**Given information**
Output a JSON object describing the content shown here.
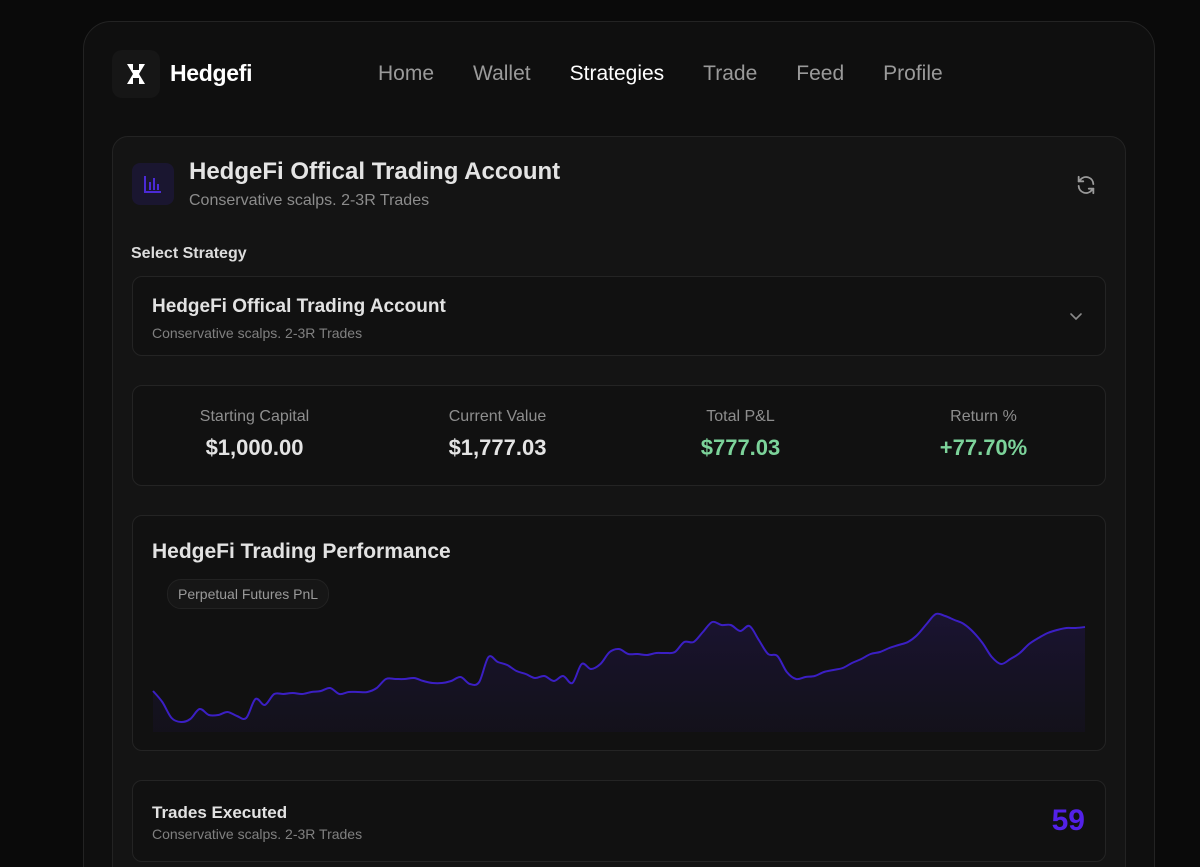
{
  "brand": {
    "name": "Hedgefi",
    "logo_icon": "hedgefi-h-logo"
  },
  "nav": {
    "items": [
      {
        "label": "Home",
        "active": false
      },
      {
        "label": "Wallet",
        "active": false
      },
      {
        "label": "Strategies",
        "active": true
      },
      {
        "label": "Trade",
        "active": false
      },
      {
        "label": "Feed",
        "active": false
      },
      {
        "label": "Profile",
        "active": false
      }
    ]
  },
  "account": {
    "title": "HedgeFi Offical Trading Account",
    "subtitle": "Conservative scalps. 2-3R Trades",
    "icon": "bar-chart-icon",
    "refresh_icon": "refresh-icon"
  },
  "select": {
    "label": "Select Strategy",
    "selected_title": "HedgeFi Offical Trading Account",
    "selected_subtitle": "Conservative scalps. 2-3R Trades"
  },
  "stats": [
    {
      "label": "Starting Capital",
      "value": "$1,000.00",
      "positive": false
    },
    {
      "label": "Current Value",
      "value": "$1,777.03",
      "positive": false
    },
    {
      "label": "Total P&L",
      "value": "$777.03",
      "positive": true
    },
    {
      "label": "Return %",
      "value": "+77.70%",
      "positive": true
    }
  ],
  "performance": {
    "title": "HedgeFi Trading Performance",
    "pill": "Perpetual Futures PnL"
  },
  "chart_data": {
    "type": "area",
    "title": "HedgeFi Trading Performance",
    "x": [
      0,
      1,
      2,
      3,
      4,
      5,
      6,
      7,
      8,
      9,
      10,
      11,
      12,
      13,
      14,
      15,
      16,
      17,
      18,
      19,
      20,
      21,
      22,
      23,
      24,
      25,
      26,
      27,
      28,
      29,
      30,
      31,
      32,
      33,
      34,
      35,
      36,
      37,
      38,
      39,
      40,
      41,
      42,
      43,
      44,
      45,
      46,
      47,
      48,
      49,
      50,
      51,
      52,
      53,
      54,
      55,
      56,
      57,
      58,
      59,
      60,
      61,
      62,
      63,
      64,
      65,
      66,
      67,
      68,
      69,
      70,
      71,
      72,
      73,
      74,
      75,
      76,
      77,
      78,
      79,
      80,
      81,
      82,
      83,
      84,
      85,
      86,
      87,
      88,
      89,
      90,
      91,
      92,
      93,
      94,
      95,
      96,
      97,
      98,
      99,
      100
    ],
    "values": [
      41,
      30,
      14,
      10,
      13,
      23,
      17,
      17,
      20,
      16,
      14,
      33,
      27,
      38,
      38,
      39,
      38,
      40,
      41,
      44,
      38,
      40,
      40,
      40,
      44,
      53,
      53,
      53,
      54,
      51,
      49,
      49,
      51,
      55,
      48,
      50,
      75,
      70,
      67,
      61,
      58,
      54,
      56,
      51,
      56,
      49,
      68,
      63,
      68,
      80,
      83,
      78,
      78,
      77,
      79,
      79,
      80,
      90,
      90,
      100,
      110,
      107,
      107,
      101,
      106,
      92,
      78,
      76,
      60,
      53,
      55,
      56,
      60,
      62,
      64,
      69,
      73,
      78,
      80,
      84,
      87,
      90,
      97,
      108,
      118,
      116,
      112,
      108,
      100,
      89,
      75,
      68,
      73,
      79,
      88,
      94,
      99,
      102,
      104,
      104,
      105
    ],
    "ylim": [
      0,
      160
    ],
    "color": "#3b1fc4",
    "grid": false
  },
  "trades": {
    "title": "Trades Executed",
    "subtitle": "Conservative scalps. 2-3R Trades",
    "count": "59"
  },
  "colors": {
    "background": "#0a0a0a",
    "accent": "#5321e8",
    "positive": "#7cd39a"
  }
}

**Given problem**
Tally the lines of the data that contain the string "Offical" and report the total alone.

**Result for this exercise**
2